# [Given instruction]
Pick out each line of the records in which the word "replies" appears.

# [Data for this task]

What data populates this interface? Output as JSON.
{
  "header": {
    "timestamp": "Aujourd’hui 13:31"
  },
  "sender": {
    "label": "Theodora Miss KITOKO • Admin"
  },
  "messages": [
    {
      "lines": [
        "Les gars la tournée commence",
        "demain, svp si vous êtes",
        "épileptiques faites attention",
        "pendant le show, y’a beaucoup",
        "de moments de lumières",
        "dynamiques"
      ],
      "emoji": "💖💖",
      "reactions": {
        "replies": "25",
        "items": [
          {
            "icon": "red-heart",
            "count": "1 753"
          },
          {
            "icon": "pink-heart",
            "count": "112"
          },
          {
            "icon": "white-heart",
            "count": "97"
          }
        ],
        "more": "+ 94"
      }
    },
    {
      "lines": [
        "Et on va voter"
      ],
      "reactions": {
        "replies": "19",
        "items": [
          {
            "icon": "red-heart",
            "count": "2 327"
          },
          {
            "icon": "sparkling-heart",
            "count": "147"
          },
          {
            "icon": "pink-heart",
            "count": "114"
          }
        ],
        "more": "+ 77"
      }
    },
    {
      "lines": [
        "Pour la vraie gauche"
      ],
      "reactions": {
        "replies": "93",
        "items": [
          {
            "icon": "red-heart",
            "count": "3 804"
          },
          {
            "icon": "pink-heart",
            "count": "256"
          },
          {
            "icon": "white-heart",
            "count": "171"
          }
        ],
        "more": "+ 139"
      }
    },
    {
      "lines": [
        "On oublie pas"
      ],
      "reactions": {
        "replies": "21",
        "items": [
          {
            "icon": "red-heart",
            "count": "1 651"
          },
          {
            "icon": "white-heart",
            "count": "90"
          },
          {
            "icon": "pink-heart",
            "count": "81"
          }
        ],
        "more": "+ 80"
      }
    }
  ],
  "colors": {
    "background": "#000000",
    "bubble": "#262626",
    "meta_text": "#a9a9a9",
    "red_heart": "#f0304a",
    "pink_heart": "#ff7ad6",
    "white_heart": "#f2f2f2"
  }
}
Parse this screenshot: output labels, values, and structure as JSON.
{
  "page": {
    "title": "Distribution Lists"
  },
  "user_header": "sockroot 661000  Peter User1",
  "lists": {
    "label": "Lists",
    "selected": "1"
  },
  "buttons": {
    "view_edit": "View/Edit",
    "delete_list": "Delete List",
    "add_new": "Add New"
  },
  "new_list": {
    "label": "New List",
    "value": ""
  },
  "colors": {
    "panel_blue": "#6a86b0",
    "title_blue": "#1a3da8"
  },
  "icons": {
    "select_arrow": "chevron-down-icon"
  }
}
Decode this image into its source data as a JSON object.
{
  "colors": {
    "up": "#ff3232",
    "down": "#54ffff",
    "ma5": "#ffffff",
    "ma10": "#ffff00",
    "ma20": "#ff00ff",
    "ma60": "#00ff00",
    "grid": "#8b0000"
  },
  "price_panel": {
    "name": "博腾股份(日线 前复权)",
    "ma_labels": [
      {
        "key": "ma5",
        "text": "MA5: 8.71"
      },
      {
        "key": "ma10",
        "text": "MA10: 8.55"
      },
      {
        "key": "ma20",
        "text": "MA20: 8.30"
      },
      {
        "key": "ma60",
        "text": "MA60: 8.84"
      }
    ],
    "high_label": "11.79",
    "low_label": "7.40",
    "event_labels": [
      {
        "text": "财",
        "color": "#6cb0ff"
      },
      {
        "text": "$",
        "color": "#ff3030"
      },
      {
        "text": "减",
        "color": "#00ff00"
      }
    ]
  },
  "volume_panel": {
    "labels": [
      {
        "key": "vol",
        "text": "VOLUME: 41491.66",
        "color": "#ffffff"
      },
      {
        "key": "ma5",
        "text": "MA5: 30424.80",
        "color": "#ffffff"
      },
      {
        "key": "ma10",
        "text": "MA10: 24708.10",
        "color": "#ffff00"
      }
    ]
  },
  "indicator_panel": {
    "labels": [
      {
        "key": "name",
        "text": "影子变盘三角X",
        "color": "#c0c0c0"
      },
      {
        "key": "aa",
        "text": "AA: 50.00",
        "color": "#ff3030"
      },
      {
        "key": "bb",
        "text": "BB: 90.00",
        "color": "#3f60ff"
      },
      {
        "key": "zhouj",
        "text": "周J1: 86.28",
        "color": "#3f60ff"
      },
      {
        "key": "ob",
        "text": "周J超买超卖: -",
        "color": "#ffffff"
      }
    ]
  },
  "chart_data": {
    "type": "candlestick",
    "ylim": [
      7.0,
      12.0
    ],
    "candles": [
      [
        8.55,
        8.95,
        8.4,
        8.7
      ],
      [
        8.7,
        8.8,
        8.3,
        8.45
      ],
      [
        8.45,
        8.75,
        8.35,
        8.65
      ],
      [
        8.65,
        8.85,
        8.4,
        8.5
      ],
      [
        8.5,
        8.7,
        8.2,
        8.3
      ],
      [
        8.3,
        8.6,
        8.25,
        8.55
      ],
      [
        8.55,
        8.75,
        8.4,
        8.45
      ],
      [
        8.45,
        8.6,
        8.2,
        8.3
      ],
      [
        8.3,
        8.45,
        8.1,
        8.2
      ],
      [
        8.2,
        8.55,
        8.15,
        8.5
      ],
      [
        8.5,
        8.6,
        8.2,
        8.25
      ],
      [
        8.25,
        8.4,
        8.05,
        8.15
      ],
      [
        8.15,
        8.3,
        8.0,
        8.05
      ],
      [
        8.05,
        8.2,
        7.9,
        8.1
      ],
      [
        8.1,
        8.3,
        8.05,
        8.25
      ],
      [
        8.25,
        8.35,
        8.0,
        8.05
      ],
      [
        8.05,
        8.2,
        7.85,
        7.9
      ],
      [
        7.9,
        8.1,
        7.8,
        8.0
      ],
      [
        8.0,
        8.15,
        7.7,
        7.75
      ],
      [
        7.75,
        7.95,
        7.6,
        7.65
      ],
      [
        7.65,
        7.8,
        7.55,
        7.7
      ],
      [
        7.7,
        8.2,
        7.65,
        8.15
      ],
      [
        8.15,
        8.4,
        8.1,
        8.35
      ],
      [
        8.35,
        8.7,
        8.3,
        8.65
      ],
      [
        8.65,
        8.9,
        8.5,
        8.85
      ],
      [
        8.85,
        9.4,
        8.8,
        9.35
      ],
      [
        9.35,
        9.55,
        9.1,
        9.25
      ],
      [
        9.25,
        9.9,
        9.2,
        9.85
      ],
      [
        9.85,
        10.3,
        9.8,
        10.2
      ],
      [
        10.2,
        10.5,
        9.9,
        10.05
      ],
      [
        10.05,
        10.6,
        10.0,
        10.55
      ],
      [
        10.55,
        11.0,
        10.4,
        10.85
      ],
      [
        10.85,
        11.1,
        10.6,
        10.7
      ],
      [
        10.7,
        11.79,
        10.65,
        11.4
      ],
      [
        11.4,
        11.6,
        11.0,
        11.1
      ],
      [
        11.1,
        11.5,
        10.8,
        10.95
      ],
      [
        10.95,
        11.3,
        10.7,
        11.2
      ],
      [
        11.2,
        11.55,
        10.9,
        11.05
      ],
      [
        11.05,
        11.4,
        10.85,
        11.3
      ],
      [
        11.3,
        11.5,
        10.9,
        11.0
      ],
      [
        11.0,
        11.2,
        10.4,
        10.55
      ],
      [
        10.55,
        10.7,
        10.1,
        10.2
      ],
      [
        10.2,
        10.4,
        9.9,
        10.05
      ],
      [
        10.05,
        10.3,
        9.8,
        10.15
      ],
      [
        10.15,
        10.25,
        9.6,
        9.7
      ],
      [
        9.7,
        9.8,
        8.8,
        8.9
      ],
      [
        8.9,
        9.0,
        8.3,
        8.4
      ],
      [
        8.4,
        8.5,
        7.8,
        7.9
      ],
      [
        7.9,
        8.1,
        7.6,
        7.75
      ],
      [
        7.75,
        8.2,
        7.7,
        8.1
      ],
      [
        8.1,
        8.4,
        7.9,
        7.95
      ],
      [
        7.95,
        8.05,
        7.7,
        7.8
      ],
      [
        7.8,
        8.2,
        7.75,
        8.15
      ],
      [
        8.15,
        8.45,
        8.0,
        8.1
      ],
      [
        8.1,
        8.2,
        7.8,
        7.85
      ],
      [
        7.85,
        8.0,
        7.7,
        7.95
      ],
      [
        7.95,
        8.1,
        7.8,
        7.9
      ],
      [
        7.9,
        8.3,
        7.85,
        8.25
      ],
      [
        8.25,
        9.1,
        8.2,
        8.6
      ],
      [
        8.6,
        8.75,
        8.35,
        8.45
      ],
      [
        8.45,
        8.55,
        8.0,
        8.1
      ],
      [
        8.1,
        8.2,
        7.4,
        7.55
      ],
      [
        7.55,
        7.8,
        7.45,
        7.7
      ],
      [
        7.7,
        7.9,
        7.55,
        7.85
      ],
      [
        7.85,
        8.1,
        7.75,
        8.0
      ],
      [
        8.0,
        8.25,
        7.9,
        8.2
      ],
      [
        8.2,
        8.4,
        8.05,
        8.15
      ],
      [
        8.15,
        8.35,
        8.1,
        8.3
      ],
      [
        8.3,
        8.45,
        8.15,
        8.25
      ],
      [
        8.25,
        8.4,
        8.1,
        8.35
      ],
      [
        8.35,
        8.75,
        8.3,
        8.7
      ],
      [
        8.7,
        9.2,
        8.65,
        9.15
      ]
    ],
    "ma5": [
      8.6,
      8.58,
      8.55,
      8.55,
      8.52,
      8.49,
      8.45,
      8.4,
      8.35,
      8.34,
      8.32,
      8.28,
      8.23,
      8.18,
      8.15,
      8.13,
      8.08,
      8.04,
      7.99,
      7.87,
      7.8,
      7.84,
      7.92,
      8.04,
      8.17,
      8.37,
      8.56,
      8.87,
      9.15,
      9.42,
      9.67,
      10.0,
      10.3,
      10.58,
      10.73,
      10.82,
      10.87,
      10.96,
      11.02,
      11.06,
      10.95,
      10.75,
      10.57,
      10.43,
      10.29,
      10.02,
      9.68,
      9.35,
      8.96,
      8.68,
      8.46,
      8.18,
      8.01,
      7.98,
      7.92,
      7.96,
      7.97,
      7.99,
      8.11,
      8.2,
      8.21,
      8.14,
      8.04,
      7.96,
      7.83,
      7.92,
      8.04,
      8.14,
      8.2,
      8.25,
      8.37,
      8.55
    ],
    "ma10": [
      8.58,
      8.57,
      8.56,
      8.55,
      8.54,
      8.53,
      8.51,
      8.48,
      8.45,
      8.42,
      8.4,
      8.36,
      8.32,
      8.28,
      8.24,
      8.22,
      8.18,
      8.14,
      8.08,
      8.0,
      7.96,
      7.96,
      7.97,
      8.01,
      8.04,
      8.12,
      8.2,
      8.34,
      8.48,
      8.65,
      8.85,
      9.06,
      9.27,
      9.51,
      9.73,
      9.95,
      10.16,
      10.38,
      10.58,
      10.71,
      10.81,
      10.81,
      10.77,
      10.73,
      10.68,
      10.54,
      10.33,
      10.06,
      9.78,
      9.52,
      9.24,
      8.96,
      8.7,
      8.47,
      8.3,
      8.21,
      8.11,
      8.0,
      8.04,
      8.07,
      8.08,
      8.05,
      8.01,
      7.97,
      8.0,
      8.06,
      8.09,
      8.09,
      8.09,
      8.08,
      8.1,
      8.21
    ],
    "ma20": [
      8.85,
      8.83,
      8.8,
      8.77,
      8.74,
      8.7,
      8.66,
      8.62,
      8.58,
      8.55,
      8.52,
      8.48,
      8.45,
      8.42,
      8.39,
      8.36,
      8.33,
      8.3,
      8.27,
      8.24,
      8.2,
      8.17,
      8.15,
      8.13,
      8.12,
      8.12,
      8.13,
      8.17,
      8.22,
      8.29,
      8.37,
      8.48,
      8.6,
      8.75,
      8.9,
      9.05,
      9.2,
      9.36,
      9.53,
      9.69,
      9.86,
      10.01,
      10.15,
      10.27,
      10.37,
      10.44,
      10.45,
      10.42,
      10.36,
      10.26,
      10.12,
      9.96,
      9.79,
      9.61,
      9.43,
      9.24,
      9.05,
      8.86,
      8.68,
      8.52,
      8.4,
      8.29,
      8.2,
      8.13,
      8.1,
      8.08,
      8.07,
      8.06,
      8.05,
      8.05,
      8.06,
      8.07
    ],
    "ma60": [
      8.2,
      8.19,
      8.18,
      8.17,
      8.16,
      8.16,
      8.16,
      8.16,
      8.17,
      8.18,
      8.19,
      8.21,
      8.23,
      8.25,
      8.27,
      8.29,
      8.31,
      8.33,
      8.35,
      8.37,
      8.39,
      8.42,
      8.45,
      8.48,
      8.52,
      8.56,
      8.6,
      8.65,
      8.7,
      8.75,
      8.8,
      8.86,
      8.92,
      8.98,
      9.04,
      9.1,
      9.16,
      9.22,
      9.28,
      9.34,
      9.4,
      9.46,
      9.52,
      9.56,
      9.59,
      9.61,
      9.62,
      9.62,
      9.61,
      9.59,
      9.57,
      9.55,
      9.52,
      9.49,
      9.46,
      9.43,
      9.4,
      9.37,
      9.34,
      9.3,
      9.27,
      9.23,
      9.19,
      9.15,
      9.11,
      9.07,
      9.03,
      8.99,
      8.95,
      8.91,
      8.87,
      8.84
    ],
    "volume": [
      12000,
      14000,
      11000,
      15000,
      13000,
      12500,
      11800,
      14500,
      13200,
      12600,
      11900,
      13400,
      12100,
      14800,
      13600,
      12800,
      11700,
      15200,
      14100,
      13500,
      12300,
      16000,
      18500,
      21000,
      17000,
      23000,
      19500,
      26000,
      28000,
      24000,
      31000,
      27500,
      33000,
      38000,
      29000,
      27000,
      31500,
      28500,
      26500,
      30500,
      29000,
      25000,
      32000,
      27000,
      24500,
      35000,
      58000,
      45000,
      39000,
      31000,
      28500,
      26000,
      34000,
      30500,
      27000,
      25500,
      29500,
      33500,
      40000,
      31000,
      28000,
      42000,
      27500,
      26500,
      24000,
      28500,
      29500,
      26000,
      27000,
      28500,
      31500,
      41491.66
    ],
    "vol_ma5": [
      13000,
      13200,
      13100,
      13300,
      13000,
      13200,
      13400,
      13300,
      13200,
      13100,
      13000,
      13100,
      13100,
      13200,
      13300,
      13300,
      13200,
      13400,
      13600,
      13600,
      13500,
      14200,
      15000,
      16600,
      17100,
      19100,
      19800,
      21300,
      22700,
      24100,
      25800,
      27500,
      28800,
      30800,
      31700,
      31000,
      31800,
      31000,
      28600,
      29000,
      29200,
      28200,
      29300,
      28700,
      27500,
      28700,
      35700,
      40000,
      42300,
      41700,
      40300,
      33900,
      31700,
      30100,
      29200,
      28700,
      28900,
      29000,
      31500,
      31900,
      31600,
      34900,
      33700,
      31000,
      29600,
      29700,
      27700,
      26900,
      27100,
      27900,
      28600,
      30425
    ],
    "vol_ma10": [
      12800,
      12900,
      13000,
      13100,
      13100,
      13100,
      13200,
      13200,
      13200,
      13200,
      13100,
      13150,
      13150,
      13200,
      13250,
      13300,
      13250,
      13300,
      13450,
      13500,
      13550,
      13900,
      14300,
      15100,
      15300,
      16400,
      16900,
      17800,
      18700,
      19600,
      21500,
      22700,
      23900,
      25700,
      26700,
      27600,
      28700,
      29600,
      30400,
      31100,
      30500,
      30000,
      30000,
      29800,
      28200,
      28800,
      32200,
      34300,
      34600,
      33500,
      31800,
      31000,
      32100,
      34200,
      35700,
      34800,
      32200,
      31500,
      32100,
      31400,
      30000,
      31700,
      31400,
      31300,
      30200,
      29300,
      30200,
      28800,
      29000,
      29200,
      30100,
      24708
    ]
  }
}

# [The output]
        "replies": "25",
        "replies": "19",
        "replies": "93",
        "replies": "21",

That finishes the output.